**** ENTRIES SUPPLIED ****

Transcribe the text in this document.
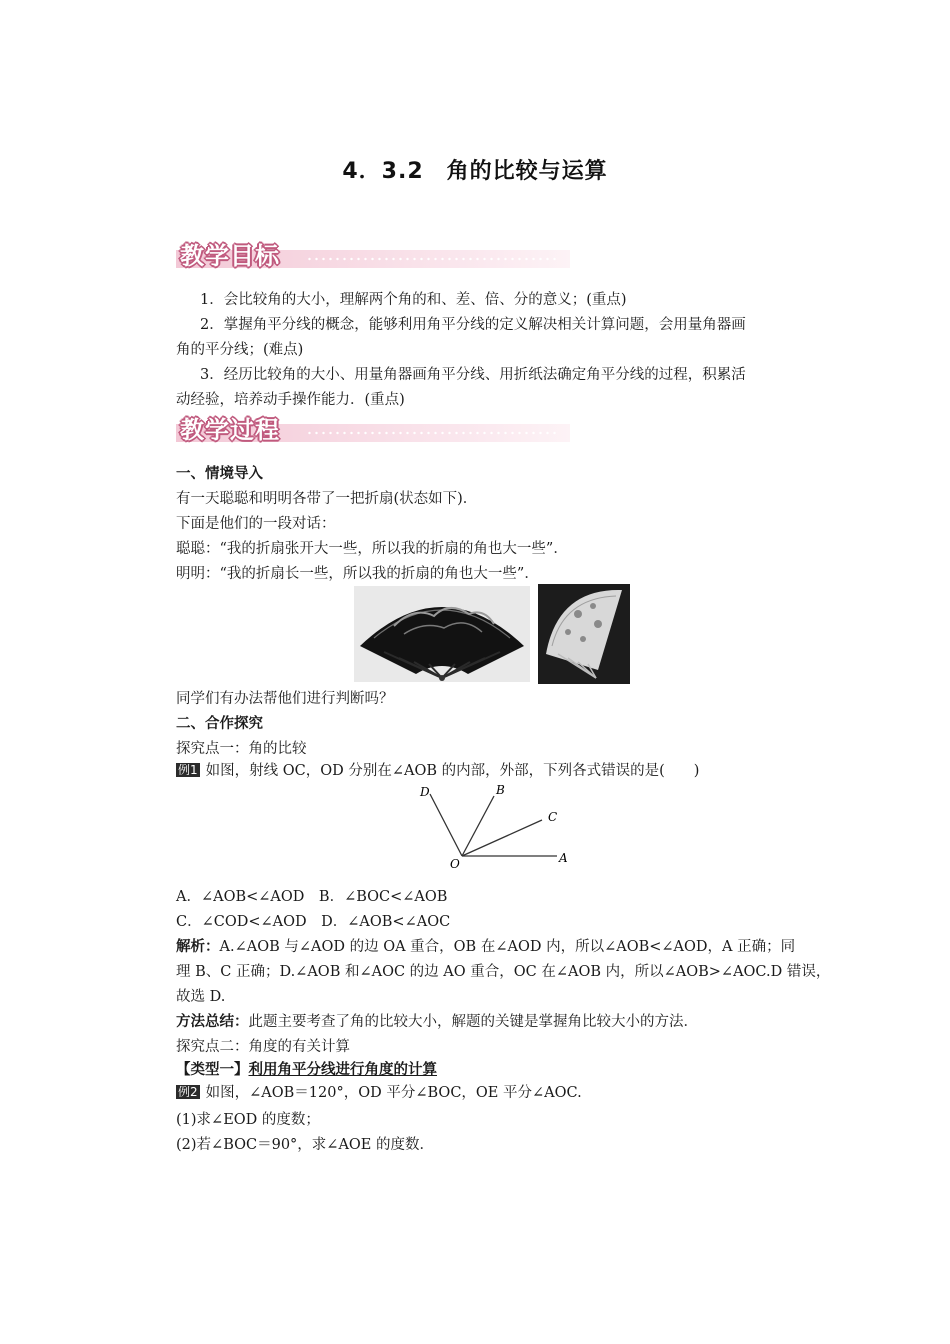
4．3.2　角的比较与运算
教学目标
1．会比较角的大小，理解两个角的和、差、倍、分的意义；(重点)
2．掌握角平分线的概念，能够利用角平分线的定义解决相关计算问题，会用量角器画
角的平分线；(难点)
3．经历比较角的大小、用量角器画角平分线、用折纸法确定角平分线的过程，积累活
动经验，培养动手操作能力．(重点)
教学过程
一、情境导入
有一天聪聪和明明各带了一把折扇(状态如下)．
下面是他们的一段对话：
聪聪：“我的折扇张开大一些，所以我的折扇的角也大一些”．
明明：“我的折扇长一些，所以我的折扇的角也大一些”．
同学们有办法帮他们进行判断吗？
二、合作探究
探究点一：角的比较
例1 如图，射线 OC，OD 分别在∠AOB 的内部，外部，下列各式错误的是(　　)
D	B
C
O	A
A．∠AOB<∠AOD　 B．∠BOC<∠AOB
C．∠COD<∠AOD　 D．∠AOB<∠AOC
解析：A.∠AOB 与∠AOD 的边 OA 重合，OB 在∠AOD 内，所以∠AOB<∠AOD，A 正确；同
理 B、C 正确；D.∠AOB 和∠AOC 的边 AO 重合，OC 在∠AOB 内，所以∠AOB>∠AOC.D 错误，
故选 D.
方法总结：此题主要考查了角的比较大小，解题的关键是掌握角比较大小的方法．
探究点二：角度的有关计算
【类型一】利用角平分线进行角度的计算
例2 如图，∠AOB＝120°，OD 平分∠BOC，OE 平分∠AOC.
(1)求∠EOD 的度数；
(2)若∠BOC＝90°，求∠AOE 的度数．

****

* _YOUR TASK_
Reproduce the listing word for word and omit its pictures.

* _RESPONSE_
Transcribe the text in this document.
4．3.2　角的比较与运算
教学目标
1．会比较角的大小，理解两个角的和、差、倍、分的意义；(重点)
2．掌握角平分线的概念，能够利用角平分线的定义解决相关计算问题，会用量角器画
角的平分线；(难点)
3．经历比较角的大小、用量角器画角平分线、用折纸法确定角平分线的过程，积累活
动经验，培养动手操作能力．(重点)
教学过程
一、情境导入
有一天聪聪和明明各带了一把折扇(状态如下)．
下面是他们的一段对话：
聪聪：“我的折扇张开大一些，所以我的折扇的角也大一些”．
明明：“我的折扇长一些，所以我的折扇的角也大一些”．
同学们有办法帮他们进行判断吗？
二、合作探究
探究点一：角的比较
例1 如图，射线 OC，OD 分别在∠AOB 的内部，外部，下列各式错误的是(　　)
D	B
C
O	A
A．∠AOB<∠AOD　 B．∠BOC<∠AOB
C．∠COD<∠AOD　 D．∠AOB<∠AOC
解析：A.∠AOB 与∠AOD 的边 OA 重合，OB 在∠AOD 内，所以∠AOB<∠AOD，A 正确；同
理 B、C 正确；D.∠AOB 和∠AOC 的边 AO 重合，OC 在∠AOB 内，所以∠AOB>∠AOC.D 错误，
故选 D.
方法总结：此题主要考查了角的比较大小，解题的关键是掌握角比较大小的方法．
探究点二：角度的有关计算
【类型一】利用角平分线进行角度的计算
例2 如图，∠AOB＝120°，OD 平分∠BOC，OE 平分∠AOC.
(1)求∠EOD 的度数；
(2)若∠BOC＝90°，求∠AOE 的度数．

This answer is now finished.